--- start of Data section ---

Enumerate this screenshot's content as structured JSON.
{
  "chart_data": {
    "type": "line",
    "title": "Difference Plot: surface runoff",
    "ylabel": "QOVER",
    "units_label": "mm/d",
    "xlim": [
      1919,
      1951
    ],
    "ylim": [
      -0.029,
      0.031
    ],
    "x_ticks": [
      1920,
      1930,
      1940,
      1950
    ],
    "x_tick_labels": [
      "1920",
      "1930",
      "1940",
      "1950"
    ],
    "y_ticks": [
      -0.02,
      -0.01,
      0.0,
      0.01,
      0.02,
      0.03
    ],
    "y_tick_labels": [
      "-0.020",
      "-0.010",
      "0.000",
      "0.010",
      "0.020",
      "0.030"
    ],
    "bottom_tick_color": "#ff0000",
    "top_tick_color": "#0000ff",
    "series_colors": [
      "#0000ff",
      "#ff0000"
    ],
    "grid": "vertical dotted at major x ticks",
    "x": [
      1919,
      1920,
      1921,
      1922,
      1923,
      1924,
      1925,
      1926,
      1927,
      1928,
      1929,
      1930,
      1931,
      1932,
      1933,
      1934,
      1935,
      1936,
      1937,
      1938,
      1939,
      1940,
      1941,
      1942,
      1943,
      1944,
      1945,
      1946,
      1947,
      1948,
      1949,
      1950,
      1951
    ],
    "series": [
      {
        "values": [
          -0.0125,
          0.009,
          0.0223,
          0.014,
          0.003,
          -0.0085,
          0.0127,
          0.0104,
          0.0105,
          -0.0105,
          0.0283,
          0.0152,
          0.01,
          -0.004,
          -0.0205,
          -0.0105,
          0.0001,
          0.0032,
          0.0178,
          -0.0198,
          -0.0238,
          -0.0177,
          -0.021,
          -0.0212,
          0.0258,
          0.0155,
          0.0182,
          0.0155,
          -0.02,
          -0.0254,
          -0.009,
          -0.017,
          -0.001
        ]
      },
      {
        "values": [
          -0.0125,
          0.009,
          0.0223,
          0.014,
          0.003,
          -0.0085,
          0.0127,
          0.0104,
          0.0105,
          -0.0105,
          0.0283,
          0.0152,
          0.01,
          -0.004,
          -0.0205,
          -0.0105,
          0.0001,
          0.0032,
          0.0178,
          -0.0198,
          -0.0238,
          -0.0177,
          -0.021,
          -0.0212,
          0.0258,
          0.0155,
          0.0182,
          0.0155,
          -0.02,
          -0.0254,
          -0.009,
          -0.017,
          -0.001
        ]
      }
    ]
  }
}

--- end of Data section ---

**Given task:**
Reproduce every line of the material above exactly.

**Reply:**
Enumerate this screenshot's content as structured JSON.
{
  "chart_data": {
    "type": "line",
    "title": "Difference Plot: surface runoff",
    "ylabel": "QOVER",
    "units_label": "mm/d",
    "xlim": [
      1919,
      1951
    ],
    "ylim": [
      -0.029,
      0.031
    ],
    "x_ticks": [
      1920,
      1930,
      1940,
      1950
    ],
    "x_tick_labels": [
      "1920",
      "1930",
      "1940",
      "1950"
    ],
    "y_ticks": [
      -0.02,
      -0.01,
      0.0,
      0.01,
      0.02,
      0.03
    ],
    "y_tick_labels": [
      "-0.020",
      "-0.010",
      "0.000",
      "0.010",
      "0.020",
      "0.030"
    ],
    "bottom_tick_color": "#ff0000",
    "top_tick_color": "#0000ff",
    "series_colors": [
      "#0000ff",
      "#ff0000"
    ],
    "grid": "vertical dotted at major x ticks",
    "x": [
      1919,
      1920,
      1921,
      1922,
      1923,
      1924,
      1925,
      1926,
      1927,
      1928,
      1929,
      1930,
      1931,
      1932,
      1933,
      1934,
      1935,
      1936,
      1937,
      1938,
      1939,
      1940,
      1941,
      1942,
      1943,
      1944,
      1945,
      1946,
      1947,
      1948,
      1949,
      1950,
      1951
    ],
    "series": [
      {
        "values": [
          -0.0125,
          0.009,
          0.0223,
          0.014,
          0.003,
          -0.0085,
          0.0127,
          0.0104,
          0.0105,
          -0.0105,
          0.0283,
          0.0152,
          0.01,
          -0.004,
          -0.0205,
          -0.0105,
          0.0001,
          0.0032,
          0.0178,
          -0.0198,
          -0.0238,
          -0.0177,
          -0.021,
          -0.0212,
          0.0258,
          0.0155,
          0.0182,
          0.0155,
          -0.02,
          -0.0254,
          -0.009,
          -0.017,
          -0.001
        ]
      },
      {
        "values": [
          -0.0125,
          0.009,
          0.0223,
          0.014,
          0.003,
          -0.0085,
          0.0127,
          0.0104,
          0.0105,
          -0.0105,
          0.0283,
          0.0152,
          0.01,
          -0.004,
          -0.0205,
          -0.0105,
          0.0001,
          0.0032,
          0.0178,
          -0.0198,
          -0.0238,
          -0.0177,
          -0.021,
          -0.0212,
          0.0258,
          0.0155,
          0.0182,
          0.0155,
          -0.02,
          -0.0254,
          -0.009,
          -0.017,
          -0.001
        ]
      }
    ]
  }
}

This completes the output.